• Extracted records:
● ● ● ● ● ● ●

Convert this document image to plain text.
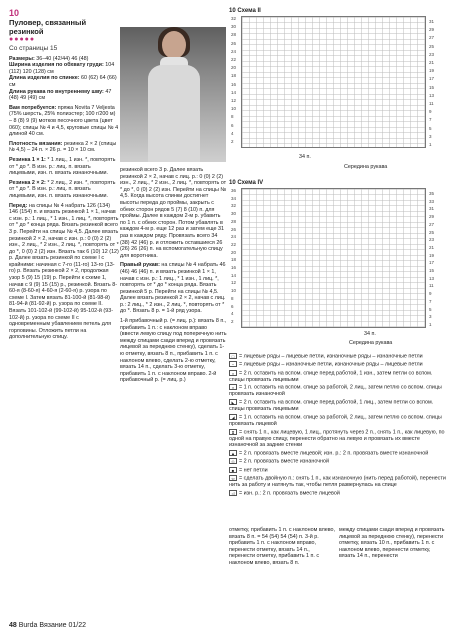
10
Пуловер, связанный резинкой
●●●●●
Со страницы 15
Размеры: 36–40 (42/44) 46 (48)
Ширина изделия по обхвату груди: 104 (112) 120 (128) см
Длина изделия по спинке: 60 (62) 64 (66) см
Длина рукава по внутреннему шву: 47 (48) 49 (49) см
Вам потребуется: пряжа Novita 7 Veljesta (75% шерсть, 25% полиэстер; 100 г/200 м) – 8 (8) 9 (9) мотков песочного цвета (цвет 060); спицы № 4 и 4,5, круговые спицы № 4 длиной 40 см.
Плотность вязания: резинка 2 × 2 (спицы № 4,5) – 24 п. × 26 р. = 10 × 10 см.
Резинка 1 × 1: * 1 лиц., 1 изн. *, повторять от * до *. В изн. р.: лиц. п. вязать лицевыми, изн. п. вязать изнаночными.
Резинка 2 × 2: * 2 лиц., 2 изн. *, повторять от * до *. В изн. р.: лиц. п. вязать лицевыми, изн. п. вязать изнаночными.
Перед: на спицы № 4 набрать 126 (134) 146 (154) п. и вязать резинкой 1 × 1, начав с изн. р.: 1 лиц., * 1 изн., 1 лиц. *, повторять от * до * конца ряда. Вязать резинкой всего 3 р. Перейти на спицы № 4,5. Далее вязать резинкой 2 × 2, начав с изн. р.: 0 (0) 2 (2) изн., 2 лиц., * 2 изн., 2 лиц. *, повторять от * до *, 0 (0) 2 (2) изн. Вязать так 6 (10) 12 (12) р. Далее вязать резинкой по схеме I с крайними: начиная с 7-го (11-го) 13-го (13-го) р. Вязать резинкой 2 × 2, продолжая узор 5 (9) 15 (19) р. Перейти к схеме 1, начав с 9 (9) 15 (15) р., резинкой. Вязать 8-60-я (8-60-я) 4-60-я (2-60-я) р. узора по схеме I. Затем вязать 81-100-й (81-98-й) 81-94-й (81-92-й) р. узора по схеме II. Вязать 101-102-й (99-102-й) 95-102-й (93-102-й) р. узора по схеме II с одновременным убавлением петель для горловины. Отложить петли на дополнительную спицу.
резинкой всего 3 р. Далее вязать резинкой 2 × 2, начав с лиц. р.: 0 (0) 2 (2) изн., 2 лиц., * 2 изн., 2 лиц. *, повторять от * до *, 0 (0) 2 (2) изн. Перейти на спицы № 4,5. Когда высота спинки достигнет высоты переда до проймы, закрыть с обеих сторон рядов 5 (7) 8 (10) п. для проймы. Далее в каждом 2-м р. убавить по 1 п. с обеих сторон. Потом убавлять в каждом 4-м р. еще 12 раз и затем еще 31 раз в каждом ряду. Провязать всего 34 (38) 42 (46) р. и отложить оставшиеся 26 (26) 26 (26) п. на вспомогательную спицу для воротника.
Правый рукав: на спицы № 4 набрать 46 (46) 46 (46) п. и вязать резинкой 1 × 1, начав с изн. р.: 1 лиц., * 1 изн., 1 лиц. *, повторять от * до * конца ряда. Вязать резинкой 5 р. Перейти на спицы № 4,5. Далее вязать резинкой 2 × 2, начав с лиц. р.: 2 лиц., * 2 изн., 2 лиц. *, повторять от * до *. Вязать 8 р. = 1-й ряд узора.
1-й прибавочный р. (= лиц. р.): вязать 8 п., прибавить 1 п.: с наклоном вправо (ввести левую спицу под поперечную нить между спицами сзади вперед и провязать лицевой за переднюю стенку), сделать 1-ю отметку, вязать 8 п., прибавить 1 п. с наклоном влево, сделать 2-ю отметку, вязать 14 п., сделать 3-ю отметку, прибавить 1 п. с наклоном вправо. 2-й прибавочный р. (= лиц. р.)
10 Схема II
32
30
28
26
24
22
20
18
16
14
12
10
8
6
4
2
31
29
27
25
23
21
19
17
15
13
11
9
7
5
3
1
34 п.
Середина рукава
10 Схема IV
36
34
32
30
28
26
24
22
20
18
16
14
12
10
8
6
4
2
35
33
31
29
27
25
23
21
19
17
15
13
11
9
7
5
3
1
34 п.
Середина рукава
□ = лицевые ряды – лицевые петли, изнаночные ряды – изнаночные петли
− = лицевые ряды – изнаночные петли, изнаночные ряды – лицевые петли
× = 2 п. оставить на вспом. спице перед работой, 1 изн., затем петли со вспом. спицы провязать лицевыми
× = 1 п. оставить на вспом. спице за работой, 2 лиц., затем петлю со вспом. спицы провязать изнаночной
◣ = 2 п. оставить на вспом. спице перед работой, 1 лиц., затем петли со вспом. спицы провязать лицевыми
◢ = 1 п. оставить на вспом. спице за работой, 2 лиц., затем петлю со вспом. спицы провязать лицевой
⧗ = снять 1 п., как лицевую, 1 лиц., протянуть через 2 п., снять 1 п., как лицевую, по одной на правую спицу, перенести обратно на левую и провязать их вместе изнаночной за задние стенки
▲ = 2 п. провязать вместе лицевой; изн. р.: 2 п. провязать вместе изнаночной
◇ = 2 п. провязать вместе изнаночной
■ = нет петли
⇦ = сделать двойную п.: снять 1 п., как изнаночную (нить перед работой), перенести нить за работу и натянуть так, чтобы петля развернулась на спице
◁ = изн. р.: 2 п. провязать вместе лицевой
отметку, прибавить 1 п. с наклоном влево, вязать 8 п. = 54 (54) 54 (54) п. 3-й р. прибавить 1 п. с наклоном вправо, перенести отметку, вязать 14 п., перенести отметку, прибавить 1 п. с наклоном влево, вязать 8 п.
между спицами сзади вперед и провязать лицевой за переднюю стенку), перенести отметку, вязать 10 п., прибавить 1 п. с наклоном влево, перенести отметку, вязать 14 п., перенести
48 Burda Вязание 01/22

● ● ● ● ● ● ●

• What the exercise asks: Every record is to be reproduced exactly, with no pictures included.

• Problem solution:
Convert this document image to plain text.
10
Пуловер, связанный резинкой
●●●●●
Со страницы 15
Размеры: 36–40 (42/44) 46 (48)
Ширина изделия по обхвату груди: 104 (112) 120 (128) см
Длина изделия по спинке: 60 (62) 64 (66) см
Длина рукава по внутреннему шву: 47 (48) 49 (49) см
Вам потребуется: пряжа Novita 7 Veljesta (75% шерсть, 25% полиэстер; 100 г/200 м) – 8 (8) 9 (9) мотков песочного цвета (цвет 060); спицы № 4 и 4,5, круговые спицы № 4 длиной 40 см.
Плотность вязания: резинка 2 × 2 (спицы № 4,5) – 24 п. × 26 р. = 10 × 10 см.
Резинка 1 × 1: * 1 лиц., 1 изн. *, повторять от * до *. В изн. р.: лиц. п. вязать лицевыми, изн. п. вязать изнаночными.
Резинка 2 × 2: * 2 лиц., 2 изн. *, повторять от * до *. В изн. р.: лиц. п. вязать лицевыми, изн. п. вязать изнаночными.
Перед: на спицы № 4 набрать 126 (134) 146 (154) п. и вязать резинкой 1 × 1, начав с изн. р.: 1 лиц., * 1 изн., 1 лиц. *, повторять от * до * конца ряда. Вязать резинкой всего 3 р. Перейти на спицы № 4,5. Далее вязать резинкой 2 × 2, начав с изн. р.: 0 (0) 2 (2) изн., 2 лиц., * 2 изн., 2 лиц. *, повторять от * до *, 0 (0) 2 (2) изн. Вязать так 6 (10) 12 (12) р. Далее вязать резинкой по схеме I с крайними: начиная с 7-го (11-го) 13-го (13-го) р. Вязать резинкой 2 × 2, продолжая узор 5 (9) 15 (19) р. Перейти к схеме 1, начав с 9 (9) 15 (15) р., резинкой. Вязать 8-60-я (8-60-я) 4-60-я (2-60-я) р. узора по схеме I. Затем вязать 81-100-й (81-98-й) 81-94-й (81-92-й) р. узора по схеме II. Вязать 101-102-й (99-102-й) 95-102-й (93-102-й) р. узора по схеме II с одновременным убавлением петель для горловины. Отложить петли на дополнительную спицу.
резинкой всего 3 р. Далее вязать резинкой 2 × 2, начав с лиц. р.: 0 (0) 2 (2) изн., 2 лиц., * 2 изн., 2 лиц. *, повторять от * до *, 0 (0) 2 (2) изн. Перейти на спицы № 4,5. Когда высота спинки достигнет высоты переда до проймы, закрыть с обеих сторон рядов 5 (7) 8 (10) п. для проймы. Далее в каждом 2-м р. убавить по 1 п. с обеих сторон. Потом убавлять в каждом 4-м р. еще 12 раз и затем еще 31 раз в каждом ряду. Провязать всего 34 (38) 42 (46) р. и отложить оставшиеся 26 (26) 26 (26) п. на вспомогательную спицу для воротника.
Правый рукав: на спицы № 4 набрать 46 (46) 46 (46) п. и вязать резинкой 1 × 1, начав с изн. р.: 1 лиц., * 1 изн., 1 лиц. *, повторять от * до * конца ряда. Вязать резинкой 5 р. Перейти на спицы № 4,5. Далее вязать резинкой 2 × 2, начав с лиц. р.: 2 лиц., * 2 изн., 2 лиц. *, повторять от * до *. Вязать 8 р. = 1-й ряд узора.
1-й прибавочный р. (= лиц. р.): вязать 8 п., прибавить 1 п.: с наклоном вправо (ввести левую спицу под поперечную нить между спицами сзади вперед и провязать лицевой за переднюю стенку), сделать 1-ю отметку, вязать 8 п., прибавить 1 п. с наклоном влево, сделать 2-ю отметку, вязать 14 п., сделать 3-ю отметку, прибавить 1 п. с наклоном вправо. 2-й прибавочный р. (= лиц. р.)
10 Схема II
32
30
28
26
24
22
20
18
16
14
12
10
8
6
4
2
31
29
27
25
23
21
19
17
15
13
11
9
7
5
3
1
34 п.
Середина рукава
10 Схема IV
36
34
32
30
28
26
24
22
20
18
16
14
12
10
8
6
4
2
35
33
31
29
27
25
23
21
19
17
15
13
11
9
7
5
3
1
34 п.
Середина рукава
□ = лицевые ряды – лицевые петли, изнаночные ряды – изнаночные петли
− = лицевые ряды – изнаночные петли, изнаночные ряды – лицевые петли
× = 2 п. оставить на вспом. спице перед работой, 1 изн., затем петли со вспом. спицы провязать лицевыми
× = 1 п. оставить на вспом. спице за работой, 2 лиц., затем петлю со вспом. спицы провязать изнаночной
◣ = 2 п. оставить на вспом. спице перед работой, 1 лиц., затем петли со вспом. спицы провязать лицевыми
◢ = 1 п. оставить на вспом. спице за работой, 2 лиц., затем петлю со вспом. спицы провязать лицевой
⧗ = снять 1 п., как лицевую, 1 лиц., протянуть через 2 п., снять 1 п., как лицевую, по одной на правую спицу, перенести обратно на левую и провязать их вместе изнаночной за задние стенки
▲ = 2 п. провязать вместе лицевой; изн. р.: 2 п. провязать вместе изнаночной
◇ = 2 п. провязать вместе изнаночной
■ = нет петли
⇦ = сделать двойную п.: снять 1 п., как изнаночную (нить перед работой), перенести нить за работу и натянуть так, чтобы петля развернулась на спице
◁ = изн. р.: 2 п. провязать вместе лицевой
отметку, прибавить 1 п. с наклоном влево, вязать 8 п. = 54 (54) 54 (54) п. 3-й р. прибавить 1 п. с наклоном вправо, перенести отметку, вязать 14 п., перенести отметку, прибавить 1 п. с наклоном влево, вязать 8 п.
между спицами сзади вперед и провязать лицевой за переднюю стенку), перенести отметку, вязать 10 п., прибавить 1 п. с наклоном влево, перенести отметку, вязать 14 п., перенести
48 Burda Вязание 01/22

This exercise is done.